Compito richiesto A –
Trascrivi il passo del testo sul Rapporto del Comitato per la Legislazione a partire da "Sulla base del lavoro" e fino a "e di ispirazione.".
:: Testo fornito ::
Sulla base del lavoro collegiale e del contributo competente degli uffici della Camera, come accade ogni dieci mesi, il Comitato per la Legislazione ha presentato oggi il Rapporto relativo ai miei dieci mesi di Presidenza (gennaio-novembre 2021) che vado qui a sintetizzare. Il Comitato, un innovativo organo della Camera introdotto con la Presidenza Violante, vive e si alimenta sia di un grande dialogo interno che sfocia in decisioni unanimi, sia in un dialogo esterno, in particolare con le istituzioni di garanzia, i cui atti sono sempre fonte di approfondimento e di ispirazione.

Esso agisce sempre sulla base delle prerogative previste dal Regolamento Camera, ma da tempo anche sia sulla base della libera iniziativa dei singoli che sempre più, specie in questa legislatura, ritengono opportuno far seguire ai pareri formali iniziative parlamentari che ne sono un naturale prolungamento, a partire da emendamenti e ordini del giorno. In questo caso credo che il Rapporto possa essere particolarmente utile per fare il punto su alcuni nodi di sistema, che l’imminente riforma Regolamentare potrebbe almeno in parte affrontare e risolvere.
:::
Compito richiesto B –
Riscrivi i record dall'inizio fino alla riga che contiene "242, 190, 274]", entrambe incluse, mettendo "status-dot" al posto di "badge-dot" e lasciando tutto il resto invariato. Riporta soltanto queste righe.
:: Righe di dati ::
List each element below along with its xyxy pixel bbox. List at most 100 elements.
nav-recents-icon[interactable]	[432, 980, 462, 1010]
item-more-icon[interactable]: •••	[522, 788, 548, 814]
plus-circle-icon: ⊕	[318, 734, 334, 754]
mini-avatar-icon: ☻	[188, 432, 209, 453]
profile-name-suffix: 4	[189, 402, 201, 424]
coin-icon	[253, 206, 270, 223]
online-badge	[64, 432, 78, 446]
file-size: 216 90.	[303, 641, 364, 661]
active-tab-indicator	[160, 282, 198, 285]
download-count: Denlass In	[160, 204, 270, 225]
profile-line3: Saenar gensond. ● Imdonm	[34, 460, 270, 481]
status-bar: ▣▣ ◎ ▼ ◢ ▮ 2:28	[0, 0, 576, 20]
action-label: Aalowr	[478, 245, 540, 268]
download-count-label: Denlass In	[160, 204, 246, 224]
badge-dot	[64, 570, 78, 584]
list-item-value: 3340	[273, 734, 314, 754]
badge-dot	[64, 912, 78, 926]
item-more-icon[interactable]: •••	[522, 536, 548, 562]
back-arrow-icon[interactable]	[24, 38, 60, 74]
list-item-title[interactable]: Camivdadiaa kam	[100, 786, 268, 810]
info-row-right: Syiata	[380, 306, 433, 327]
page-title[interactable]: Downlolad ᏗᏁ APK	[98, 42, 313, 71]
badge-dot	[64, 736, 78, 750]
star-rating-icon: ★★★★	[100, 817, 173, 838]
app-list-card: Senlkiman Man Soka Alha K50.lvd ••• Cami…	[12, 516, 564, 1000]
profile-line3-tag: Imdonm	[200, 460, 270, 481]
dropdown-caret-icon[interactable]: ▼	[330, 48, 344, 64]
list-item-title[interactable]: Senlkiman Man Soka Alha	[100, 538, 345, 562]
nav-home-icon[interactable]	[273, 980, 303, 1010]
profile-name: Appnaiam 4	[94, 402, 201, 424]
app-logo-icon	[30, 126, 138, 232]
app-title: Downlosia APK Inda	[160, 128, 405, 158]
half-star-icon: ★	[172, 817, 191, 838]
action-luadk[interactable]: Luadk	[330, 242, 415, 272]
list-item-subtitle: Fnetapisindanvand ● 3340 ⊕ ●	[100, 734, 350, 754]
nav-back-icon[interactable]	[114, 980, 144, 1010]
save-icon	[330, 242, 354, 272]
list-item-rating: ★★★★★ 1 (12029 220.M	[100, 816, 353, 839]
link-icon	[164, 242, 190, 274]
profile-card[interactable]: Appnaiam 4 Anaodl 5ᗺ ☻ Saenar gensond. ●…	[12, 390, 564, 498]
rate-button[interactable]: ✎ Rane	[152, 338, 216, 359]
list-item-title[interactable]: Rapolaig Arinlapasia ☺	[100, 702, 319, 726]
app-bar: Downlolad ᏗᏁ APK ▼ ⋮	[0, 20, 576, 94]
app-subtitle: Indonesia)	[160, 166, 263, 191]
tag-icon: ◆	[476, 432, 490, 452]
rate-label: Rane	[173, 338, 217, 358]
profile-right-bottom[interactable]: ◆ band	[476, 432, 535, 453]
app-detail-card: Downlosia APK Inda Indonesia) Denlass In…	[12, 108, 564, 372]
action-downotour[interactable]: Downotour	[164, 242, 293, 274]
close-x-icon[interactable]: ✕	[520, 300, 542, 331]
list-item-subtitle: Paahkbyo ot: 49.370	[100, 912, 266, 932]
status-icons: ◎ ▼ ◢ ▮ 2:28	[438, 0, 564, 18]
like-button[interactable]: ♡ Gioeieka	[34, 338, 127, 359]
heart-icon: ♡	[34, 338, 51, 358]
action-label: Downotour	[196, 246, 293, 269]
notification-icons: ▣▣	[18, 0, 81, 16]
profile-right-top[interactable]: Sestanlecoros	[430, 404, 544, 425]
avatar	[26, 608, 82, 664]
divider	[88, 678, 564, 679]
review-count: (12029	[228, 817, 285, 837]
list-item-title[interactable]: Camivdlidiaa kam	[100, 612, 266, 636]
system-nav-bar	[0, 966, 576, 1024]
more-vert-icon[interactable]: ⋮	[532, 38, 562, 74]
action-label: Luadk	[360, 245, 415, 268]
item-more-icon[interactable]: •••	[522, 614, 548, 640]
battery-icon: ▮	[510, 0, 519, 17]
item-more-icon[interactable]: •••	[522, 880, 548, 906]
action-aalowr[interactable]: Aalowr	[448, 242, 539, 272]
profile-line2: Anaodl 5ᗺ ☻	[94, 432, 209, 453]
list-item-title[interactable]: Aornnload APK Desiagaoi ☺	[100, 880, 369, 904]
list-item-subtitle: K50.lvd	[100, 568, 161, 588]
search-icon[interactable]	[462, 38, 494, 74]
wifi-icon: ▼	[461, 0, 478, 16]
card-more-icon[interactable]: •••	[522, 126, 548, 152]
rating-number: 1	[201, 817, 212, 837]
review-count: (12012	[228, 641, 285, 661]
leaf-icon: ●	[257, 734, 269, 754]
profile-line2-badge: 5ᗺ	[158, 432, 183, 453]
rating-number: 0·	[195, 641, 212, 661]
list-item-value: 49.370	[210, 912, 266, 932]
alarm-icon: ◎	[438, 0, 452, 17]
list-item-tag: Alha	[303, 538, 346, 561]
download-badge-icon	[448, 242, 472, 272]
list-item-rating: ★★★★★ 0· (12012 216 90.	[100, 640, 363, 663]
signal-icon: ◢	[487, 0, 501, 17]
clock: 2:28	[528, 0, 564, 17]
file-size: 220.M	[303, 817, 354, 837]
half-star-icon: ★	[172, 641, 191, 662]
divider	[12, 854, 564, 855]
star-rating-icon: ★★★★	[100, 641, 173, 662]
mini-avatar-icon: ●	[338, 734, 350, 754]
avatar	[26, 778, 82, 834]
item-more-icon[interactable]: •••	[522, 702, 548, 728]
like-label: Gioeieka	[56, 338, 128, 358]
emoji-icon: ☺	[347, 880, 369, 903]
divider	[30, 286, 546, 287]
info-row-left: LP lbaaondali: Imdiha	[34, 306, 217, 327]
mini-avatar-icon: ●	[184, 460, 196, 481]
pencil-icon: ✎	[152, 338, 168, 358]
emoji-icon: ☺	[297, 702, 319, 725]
:::
Risposta A –
Sulla base del lavoro collegiale e del contributo competente degli uffici della Camera, come accade ogni dieci mesi, il Comitato per la Legislazione ha presentato oggi il Rapporto relativo ai miei dieci mesi di Presidenza (gennaio-novembre 2021) che vado qui a sintetizzare. Il Comitato, un innovativo organo della Camera introdotto con la Presidenza Violante, vive e si alimenta sia di un grande dialogo interno che sfocia in decisioni unanimi, sia in un dialogo esterno, in particolare con le istituzioni di garanzia, i cui atti sono sempre fonte di approfondimento e di ispirazione.

Risposta B –
List each element below along with its xyxy pixel bbox. List at most 100 elements.
nav-recents-icon[interactable]	[432, 980, 462, 1010]
item-more-icon[interactable]: •••	[522, 788, 548, 814]
plus-circle-icon: ⊕	[318, 734, 334, 754]
mini-avatar-icon: ☻	[188, 432, 209, 453]
profile-name-suffix: 4	[189, 402, 201, 424]
coin-icon	[253, 206, 270, 223]
online-badge	[64, 432, 78, 446]
file-size: 216 90.	[303, 641, 364, 661]
active-tab-indicator	[160, 282, 198, 285]
download-count: Denlass In	[160, 204, 270, 225]
profile-line3: Saenar gensond. ● Imdonm	[34, 460, 270, 481]
status-bar: ▣▣ ◎ ▼ ◢ ▮ 2:28	[0, 0, 576, 20]
action-label: Aalowr	[478, 245, 540, 268]
download-count-label: Denlass In	[160, 204, 246, 224]
status-dot	[64, 570, 78, 584]
list-item-value: 3340	[273, 734, 314, 754]
status-dot	[64, 912, 78, 926]
item-more-icon[interactable]: •••	[522, 536, 548, 562]
back-arrow-icon[interactable]	[24, 38, 60, 74]
list-item-title[interactable]: Camivdadiaa kam	[100, 786, 268, 810]
info-row-right: Syiata	[380, 306, 433, 327]
page-title[interactable]: Downlolad ᏗᏁ APK	[98, 42, 313, 71]
status-dot	[64, 736, 78, 750]
star-rating-icon: ★★★★	[100, 817, 173, 838]
app-list-card: Senlkiman Man Soka Alha K50.lvd ••• Cami…	[12, 516, 564, 1000]
profile-line3-tag: Imdonm	[200, 460, 270, 481]
dropdown-caret-icon[interactable]: ▼	[330, 48, 344, 64]
list-item-title[interactable]: Senlkiman Man Soka Alha	[100, 538, 345, 562]
nav-home-icon[interactable]	[273, 980, 303, 1010]
profile-name: Appnaiam 4	[94, 402, 201, 424]
app-logo-icon	[30, 126, 138, 232]
app-title: Downlosia APK Inda	[160, 128, 405, 158]
half-star-icon: ★	[172, 817, 191, 838]
action-luadk[interactable]: Luadk	[330, 242, 415, 272]
list-item-subtitle: Fnetapisindanvand ● 3340 ⊕ ●	[100, 734, 350, 754]
nav-back-icon[interactable]	[114, 980, 144, 1010]
save-icon	[330, 242, 354, 272]
list-item-rating: ★★★★★ 1 (12029 220.M	[100, 816, 353, 839]
link-icon	[164, 242, 190, 274]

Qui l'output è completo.